### [PROBLEMS TO WORK ON]
(A) In the Hurricane Irma report below, list every county that has an outage count as of 8 a.m. Sunday, along with that count.
(B) Answer these questions using the Hurricane Irma report below.
(i) Where did Irma officially make its Category 4 landfall, and at what time?
(ii) What snapped and caused heavy damage to a downtown Miami building?
(iii) How deep did CNN say the water was in some areas of downtown Miami by early afternoon?

### [SUPPLIED TEXT]
— CNN (@CNN) September 10, 2017
The core of Hurricane Irma is now battering the Florida Keys (officially making Category 4 landfall in Cudjoe Key at 9:10am) with a deadly storm surge and 90+ mph wind gusts upon. Up on the mainland, the storm’s effects are less severe (so far) with much worse to come. This CNN clip out of Miami Beach shows correspondent Kyung Lah struggling to stay upright while warning of flying projectiles, which consist of many types of debris, from coconuts to fallen street signs. It’s these winds that have already — according to the Sun-Sentinel — taken out electricity over 850,000 homes (updated: at least 1.4 million) and businesses throughout South Florida, and the number is expected to grow as Irma continues moving inland.
As Hurricane Irma’s winds, thunderstorms and tornadoes swept through South Florida, more than 852,000 homes and businesses in the tri-county region lost power, according to Florida Power & Light.
As of 8 a.m. Sunday, there were 229,973 outages in Broward, 107,232 in Palm Beach County and 532,599 in Miami-Dade. Broward outages swelled by more than 30 percent in the last hour.
The situation in Miami Beach (and other areas) is growing so dire that rescue crews will no longer respond to calls from those who chose to ride out the storm. And matters will only grow worse in the coming hours for surrounding cities. Here’s a clip of the strong rain band that will rolled into Miami — where there’s a real question of how the city’s skyscrapers will withstand the storm — around noon with 80-100 mph wind gusts.
By early afternoon, downtown Miami began to flood in this clip with CNN reporting waist-deep waters in some areas.
— Brian Entin (@BrianEntin) September 10, 2017
A construction crane also snapped, causing extensive damage to one downtown Miami building.
These videos show the Saturday night situation in Miami Beach long before Irma’s landfall was due to occur. The full damage, once calculated, will be extensive.

### [GIVEN INFORMATION]
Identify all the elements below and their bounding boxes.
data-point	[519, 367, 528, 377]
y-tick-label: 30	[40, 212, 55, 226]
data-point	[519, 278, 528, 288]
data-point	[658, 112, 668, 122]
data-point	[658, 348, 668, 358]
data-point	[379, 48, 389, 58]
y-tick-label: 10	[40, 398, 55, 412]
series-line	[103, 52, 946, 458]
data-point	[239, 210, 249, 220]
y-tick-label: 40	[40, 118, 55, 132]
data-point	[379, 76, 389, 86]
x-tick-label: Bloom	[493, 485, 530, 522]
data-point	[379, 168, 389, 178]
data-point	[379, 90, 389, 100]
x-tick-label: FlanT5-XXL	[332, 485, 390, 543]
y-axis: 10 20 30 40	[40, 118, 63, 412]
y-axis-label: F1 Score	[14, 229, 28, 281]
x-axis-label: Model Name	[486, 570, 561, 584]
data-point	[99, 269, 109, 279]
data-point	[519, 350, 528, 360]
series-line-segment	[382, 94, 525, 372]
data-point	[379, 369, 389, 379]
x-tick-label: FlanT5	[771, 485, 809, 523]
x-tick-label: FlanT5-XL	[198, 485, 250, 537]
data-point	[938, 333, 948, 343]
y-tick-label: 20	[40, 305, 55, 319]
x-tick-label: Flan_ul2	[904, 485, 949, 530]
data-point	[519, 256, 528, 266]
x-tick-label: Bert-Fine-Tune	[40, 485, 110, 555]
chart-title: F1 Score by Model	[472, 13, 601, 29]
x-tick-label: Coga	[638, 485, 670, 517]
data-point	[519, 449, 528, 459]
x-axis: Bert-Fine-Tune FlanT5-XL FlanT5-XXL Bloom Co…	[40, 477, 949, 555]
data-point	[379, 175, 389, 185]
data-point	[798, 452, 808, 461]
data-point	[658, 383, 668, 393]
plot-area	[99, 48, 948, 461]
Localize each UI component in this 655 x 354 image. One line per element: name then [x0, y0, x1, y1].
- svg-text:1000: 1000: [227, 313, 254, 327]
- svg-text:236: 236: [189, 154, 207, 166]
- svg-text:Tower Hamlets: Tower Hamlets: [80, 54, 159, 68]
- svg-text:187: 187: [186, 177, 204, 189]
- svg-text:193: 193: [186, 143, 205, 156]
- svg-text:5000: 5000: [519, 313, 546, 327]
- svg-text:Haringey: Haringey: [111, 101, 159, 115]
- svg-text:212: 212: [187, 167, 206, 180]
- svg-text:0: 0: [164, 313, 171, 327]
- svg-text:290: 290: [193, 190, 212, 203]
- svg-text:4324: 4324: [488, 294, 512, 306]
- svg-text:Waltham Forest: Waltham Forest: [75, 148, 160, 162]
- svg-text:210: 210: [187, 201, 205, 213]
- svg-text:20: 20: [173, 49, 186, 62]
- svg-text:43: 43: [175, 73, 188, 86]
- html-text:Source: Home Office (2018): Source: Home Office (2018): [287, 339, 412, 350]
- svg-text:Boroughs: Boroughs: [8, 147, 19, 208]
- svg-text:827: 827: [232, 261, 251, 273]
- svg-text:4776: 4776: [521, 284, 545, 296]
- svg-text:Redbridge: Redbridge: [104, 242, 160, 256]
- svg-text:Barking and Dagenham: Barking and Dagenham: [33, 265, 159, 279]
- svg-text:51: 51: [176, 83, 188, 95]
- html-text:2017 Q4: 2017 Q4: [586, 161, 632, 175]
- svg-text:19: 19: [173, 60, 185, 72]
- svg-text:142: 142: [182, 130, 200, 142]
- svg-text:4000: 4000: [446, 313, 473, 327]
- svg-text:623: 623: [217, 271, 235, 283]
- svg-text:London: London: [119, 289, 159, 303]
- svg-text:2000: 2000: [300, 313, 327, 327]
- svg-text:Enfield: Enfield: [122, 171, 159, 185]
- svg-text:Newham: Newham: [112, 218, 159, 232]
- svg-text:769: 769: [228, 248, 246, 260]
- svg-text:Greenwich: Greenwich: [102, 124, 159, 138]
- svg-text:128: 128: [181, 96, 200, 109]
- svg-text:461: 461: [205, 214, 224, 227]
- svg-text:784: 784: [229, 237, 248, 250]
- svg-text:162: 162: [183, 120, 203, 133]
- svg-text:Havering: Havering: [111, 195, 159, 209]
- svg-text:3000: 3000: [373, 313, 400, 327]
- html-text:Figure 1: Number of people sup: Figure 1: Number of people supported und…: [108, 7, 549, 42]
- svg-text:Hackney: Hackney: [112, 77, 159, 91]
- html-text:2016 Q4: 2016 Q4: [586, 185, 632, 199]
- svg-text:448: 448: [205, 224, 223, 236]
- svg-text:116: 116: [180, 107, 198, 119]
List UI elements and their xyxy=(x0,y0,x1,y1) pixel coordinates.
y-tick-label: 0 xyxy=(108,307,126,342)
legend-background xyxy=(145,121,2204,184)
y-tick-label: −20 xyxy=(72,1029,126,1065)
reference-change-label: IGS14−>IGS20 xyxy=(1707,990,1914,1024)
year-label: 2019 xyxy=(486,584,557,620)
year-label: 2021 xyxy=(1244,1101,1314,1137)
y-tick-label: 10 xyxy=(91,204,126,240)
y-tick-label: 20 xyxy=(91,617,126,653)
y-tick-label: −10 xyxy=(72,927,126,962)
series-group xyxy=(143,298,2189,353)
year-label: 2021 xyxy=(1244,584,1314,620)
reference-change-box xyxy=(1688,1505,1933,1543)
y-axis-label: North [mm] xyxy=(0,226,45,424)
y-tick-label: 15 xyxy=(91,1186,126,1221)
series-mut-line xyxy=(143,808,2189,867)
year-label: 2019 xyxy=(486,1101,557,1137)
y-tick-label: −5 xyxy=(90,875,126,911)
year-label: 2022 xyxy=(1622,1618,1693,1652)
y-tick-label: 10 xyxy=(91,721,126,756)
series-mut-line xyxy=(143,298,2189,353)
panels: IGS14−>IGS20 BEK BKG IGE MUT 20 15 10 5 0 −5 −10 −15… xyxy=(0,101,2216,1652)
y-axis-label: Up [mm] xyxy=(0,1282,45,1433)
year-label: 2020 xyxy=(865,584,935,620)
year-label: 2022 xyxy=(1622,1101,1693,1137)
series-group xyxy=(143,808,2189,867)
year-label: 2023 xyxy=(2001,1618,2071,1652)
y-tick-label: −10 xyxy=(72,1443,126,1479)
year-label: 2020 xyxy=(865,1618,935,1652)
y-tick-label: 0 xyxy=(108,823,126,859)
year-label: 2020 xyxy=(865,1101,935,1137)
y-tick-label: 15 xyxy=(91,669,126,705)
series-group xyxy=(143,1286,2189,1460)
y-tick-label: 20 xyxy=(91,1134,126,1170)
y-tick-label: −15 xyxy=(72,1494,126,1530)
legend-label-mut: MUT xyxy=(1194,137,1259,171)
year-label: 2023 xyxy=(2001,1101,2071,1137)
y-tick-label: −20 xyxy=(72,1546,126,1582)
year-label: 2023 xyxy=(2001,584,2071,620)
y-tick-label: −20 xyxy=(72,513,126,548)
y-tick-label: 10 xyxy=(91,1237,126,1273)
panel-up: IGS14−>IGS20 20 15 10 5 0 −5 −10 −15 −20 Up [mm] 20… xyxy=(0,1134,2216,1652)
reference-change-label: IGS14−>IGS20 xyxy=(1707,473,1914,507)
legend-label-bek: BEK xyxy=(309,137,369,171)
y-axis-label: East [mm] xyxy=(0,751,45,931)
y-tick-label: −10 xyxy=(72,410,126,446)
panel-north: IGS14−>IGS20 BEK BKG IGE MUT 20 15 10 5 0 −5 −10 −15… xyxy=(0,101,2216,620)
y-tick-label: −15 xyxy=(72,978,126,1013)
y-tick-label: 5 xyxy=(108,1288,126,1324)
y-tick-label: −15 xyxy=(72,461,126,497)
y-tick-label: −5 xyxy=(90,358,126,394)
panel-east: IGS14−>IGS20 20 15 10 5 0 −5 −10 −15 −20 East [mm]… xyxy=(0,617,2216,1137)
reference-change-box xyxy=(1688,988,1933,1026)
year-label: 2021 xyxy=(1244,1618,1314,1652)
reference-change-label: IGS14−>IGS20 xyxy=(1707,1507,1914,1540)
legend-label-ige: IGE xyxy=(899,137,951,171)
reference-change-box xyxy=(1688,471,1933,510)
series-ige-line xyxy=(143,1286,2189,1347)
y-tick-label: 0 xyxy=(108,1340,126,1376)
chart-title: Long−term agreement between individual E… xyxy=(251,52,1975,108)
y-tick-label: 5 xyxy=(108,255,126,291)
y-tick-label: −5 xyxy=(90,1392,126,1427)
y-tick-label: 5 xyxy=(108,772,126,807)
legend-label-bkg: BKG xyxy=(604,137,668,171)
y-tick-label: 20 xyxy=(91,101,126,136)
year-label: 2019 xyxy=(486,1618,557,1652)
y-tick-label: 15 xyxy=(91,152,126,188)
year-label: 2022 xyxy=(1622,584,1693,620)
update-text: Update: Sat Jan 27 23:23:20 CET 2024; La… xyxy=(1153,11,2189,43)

### [RESPONSES TO THE EXERCISE]
(A)
Broward: 229,973
Palm Beach County: 107,232
Miami-Dade: 532,599

(B)
(i) Cudjoe Key, at 9:10am
(ii) A construction crane
(iii) Waist-deep